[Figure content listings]
___

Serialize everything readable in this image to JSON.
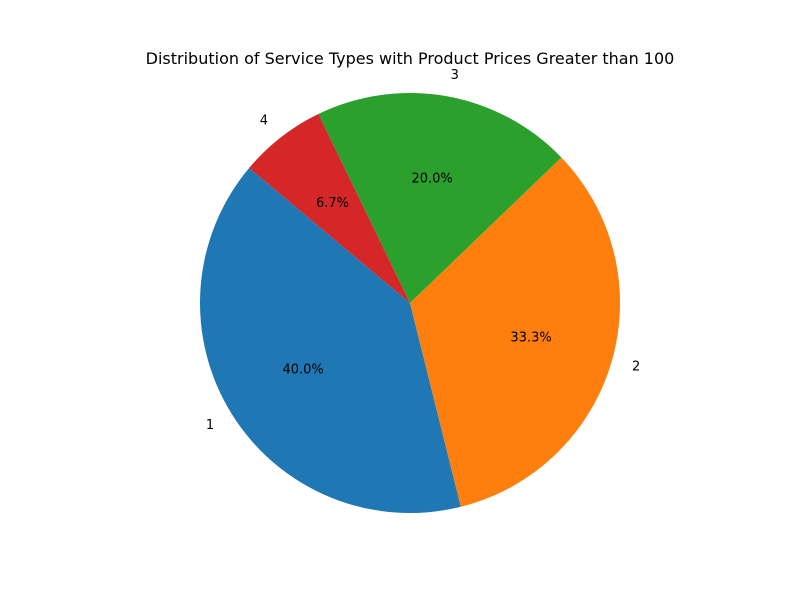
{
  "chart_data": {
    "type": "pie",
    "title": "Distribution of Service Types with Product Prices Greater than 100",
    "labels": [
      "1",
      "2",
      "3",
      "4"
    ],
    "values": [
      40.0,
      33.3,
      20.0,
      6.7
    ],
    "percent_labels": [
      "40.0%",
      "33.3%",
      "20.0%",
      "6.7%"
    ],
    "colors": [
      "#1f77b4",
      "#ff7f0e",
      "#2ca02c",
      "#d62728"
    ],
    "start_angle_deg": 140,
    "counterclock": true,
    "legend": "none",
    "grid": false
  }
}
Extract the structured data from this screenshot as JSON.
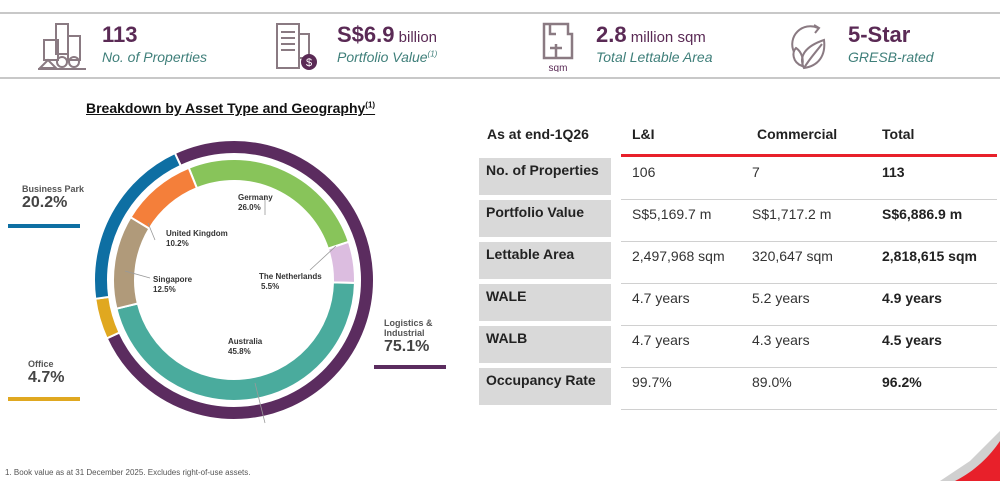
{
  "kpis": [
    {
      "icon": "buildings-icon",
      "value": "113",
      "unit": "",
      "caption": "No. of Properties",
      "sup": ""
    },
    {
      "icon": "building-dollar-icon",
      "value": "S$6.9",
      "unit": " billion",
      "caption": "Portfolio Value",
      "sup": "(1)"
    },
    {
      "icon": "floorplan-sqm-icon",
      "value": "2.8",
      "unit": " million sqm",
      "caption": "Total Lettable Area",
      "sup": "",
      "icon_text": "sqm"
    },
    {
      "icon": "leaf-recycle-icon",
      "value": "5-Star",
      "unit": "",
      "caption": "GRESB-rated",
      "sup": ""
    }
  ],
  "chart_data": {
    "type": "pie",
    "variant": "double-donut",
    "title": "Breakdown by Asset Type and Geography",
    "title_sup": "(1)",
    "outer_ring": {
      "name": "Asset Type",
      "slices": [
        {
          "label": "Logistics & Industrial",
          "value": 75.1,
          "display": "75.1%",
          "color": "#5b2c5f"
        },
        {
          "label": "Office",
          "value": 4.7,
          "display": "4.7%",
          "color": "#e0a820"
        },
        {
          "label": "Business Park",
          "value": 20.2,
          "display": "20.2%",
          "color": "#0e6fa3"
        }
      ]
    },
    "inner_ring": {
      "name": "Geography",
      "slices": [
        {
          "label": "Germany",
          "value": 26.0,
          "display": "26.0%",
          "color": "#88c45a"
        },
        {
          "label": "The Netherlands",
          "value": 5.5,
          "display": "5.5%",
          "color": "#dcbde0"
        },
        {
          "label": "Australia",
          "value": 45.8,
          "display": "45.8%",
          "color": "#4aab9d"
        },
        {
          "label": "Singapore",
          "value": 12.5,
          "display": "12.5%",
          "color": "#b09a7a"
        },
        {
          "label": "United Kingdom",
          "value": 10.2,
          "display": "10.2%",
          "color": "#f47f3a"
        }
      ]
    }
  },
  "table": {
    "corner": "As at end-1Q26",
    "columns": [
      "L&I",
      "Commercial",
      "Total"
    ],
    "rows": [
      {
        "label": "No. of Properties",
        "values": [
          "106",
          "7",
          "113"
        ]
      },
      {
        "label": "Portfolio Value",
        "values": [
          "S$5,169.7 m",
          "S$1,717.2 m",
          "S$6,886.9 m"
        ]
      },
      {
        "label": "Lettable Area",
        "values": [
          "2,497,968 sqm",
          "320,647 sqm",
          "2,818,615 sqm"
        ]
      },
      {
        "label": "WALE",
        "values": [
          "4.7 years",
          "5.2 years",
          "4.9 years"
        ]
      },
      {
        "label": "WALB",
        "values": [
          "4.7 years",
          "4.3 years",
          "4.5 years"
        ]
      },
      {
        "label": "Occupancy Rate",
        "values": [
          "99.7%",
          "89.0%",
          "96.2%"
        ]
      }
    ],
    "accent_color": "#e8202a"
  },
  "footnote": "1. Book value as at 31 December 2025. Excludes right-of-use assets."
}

___

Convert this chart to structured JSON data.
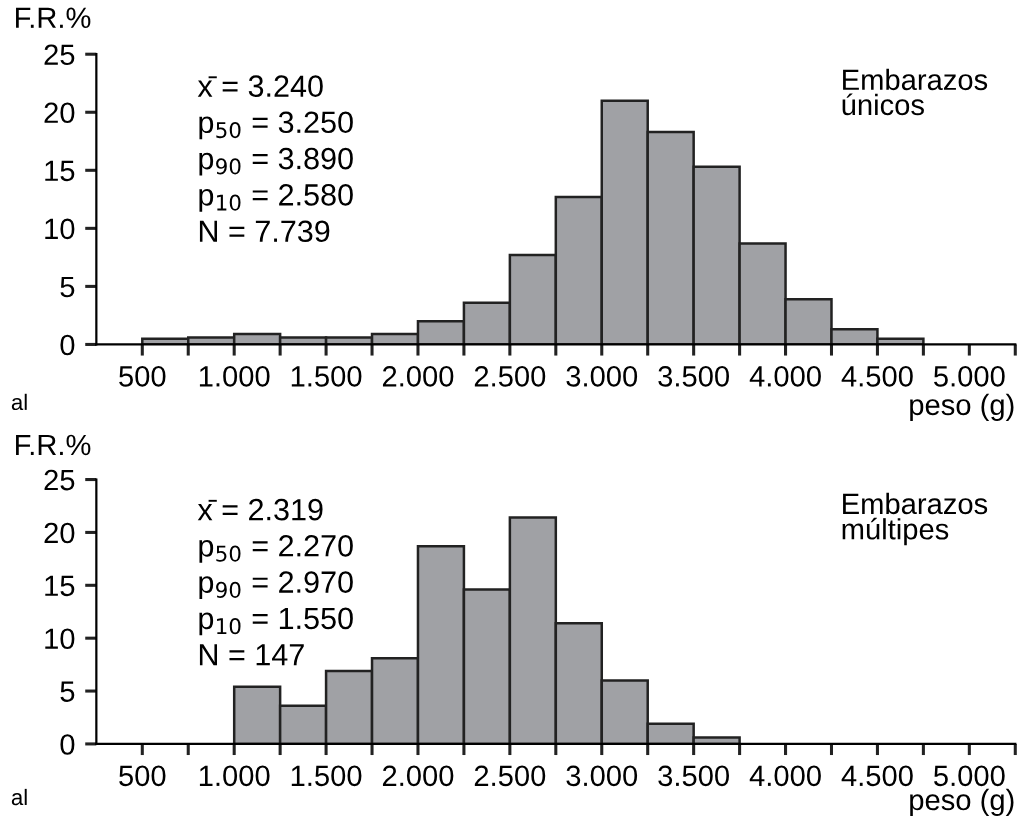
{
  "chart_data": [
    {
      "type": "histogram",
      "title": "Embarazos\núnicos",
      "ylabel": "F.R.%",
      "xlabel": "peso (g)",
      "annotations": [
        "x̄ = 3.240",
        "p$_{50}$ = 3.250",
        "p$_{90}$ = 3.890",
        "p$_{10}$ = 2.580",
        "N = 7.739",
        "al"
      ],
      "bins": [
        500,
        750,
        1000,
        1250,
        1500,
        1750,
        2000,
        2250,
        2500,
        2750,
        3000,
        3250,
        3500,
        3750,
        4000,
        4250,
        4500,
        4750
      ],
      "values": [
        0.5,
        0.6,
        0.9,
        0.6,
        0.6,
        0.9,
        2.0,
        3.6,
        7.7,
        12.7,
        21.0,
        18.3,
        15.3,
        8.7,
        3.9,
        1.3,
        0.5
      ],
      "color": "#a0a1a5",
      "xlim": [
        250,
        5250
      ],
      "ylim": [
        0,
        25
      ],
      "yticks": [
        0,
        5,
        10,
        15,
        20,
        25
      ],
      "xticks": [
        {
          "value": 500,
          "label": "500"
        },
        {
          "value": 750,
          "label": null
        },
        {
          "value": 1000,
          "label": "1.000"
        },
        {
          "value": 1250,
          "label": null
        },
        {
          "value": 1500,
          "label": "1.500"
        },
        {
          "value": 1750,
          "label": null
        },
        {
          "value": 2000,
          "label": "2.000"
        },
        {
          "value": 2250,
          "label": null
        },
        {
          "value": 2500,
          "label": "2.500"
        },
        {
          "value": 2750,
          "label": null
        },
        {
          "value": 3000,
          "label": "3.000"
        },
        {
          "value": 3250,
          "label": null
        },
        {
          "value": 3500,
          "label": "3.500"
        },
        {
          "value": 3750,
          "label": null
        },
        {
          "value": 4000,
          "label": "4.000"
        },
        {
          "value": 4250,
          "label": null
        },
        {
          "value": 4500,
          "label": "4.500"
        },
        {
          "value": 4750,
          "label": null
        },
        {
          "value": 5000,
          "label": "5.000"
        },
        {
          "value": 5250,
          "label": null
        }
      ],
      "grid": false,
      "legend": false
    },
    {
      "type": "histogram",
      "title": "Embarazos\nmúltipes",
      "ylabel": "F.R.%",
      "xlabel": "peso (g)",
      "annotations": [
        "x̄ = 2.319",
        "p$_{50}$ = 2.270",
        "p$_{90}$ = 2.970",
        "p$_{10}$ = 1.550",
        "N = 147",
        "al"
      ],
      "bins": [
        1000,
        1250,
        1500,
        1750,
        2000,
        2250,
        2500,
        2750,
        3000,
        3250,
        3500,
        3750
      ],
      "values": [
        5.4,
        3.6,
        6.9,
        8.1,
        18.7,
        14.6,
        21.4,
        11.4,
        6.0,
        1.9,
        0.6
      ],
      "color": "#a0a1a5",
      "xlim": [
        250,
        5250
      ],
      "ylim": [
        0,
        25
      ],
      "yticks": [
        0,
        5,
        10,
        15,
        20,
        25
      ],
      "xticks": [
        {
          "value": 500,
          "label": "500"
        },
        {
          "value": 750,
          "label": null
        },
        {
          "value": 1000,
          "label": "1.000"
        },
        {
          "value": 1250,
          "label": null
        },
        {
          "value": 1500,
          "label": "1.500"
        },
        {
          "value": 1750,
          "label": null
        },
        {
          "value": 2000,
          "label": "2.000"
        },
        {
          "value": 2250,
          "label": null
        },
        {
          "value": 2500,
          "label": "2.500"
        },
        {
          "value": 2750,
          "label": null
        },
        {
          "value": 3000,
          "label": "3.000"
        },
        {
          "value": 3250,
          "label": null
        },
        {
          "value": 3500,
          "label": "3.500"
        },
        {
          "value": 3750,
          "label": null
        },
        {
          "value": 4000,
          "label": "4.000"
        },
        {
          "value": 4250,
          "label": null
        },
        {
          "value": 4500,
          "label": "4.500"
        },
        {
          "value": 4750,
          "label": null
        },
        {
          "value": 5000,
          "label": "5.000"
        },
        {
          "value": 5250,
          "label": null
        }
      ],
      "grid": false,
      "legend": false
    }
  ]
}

___

Search the entries for the word "Portfolio" and pick out every line that holds it.

      "caption": "Portfolio Value",
        "label": "Portfolio Value",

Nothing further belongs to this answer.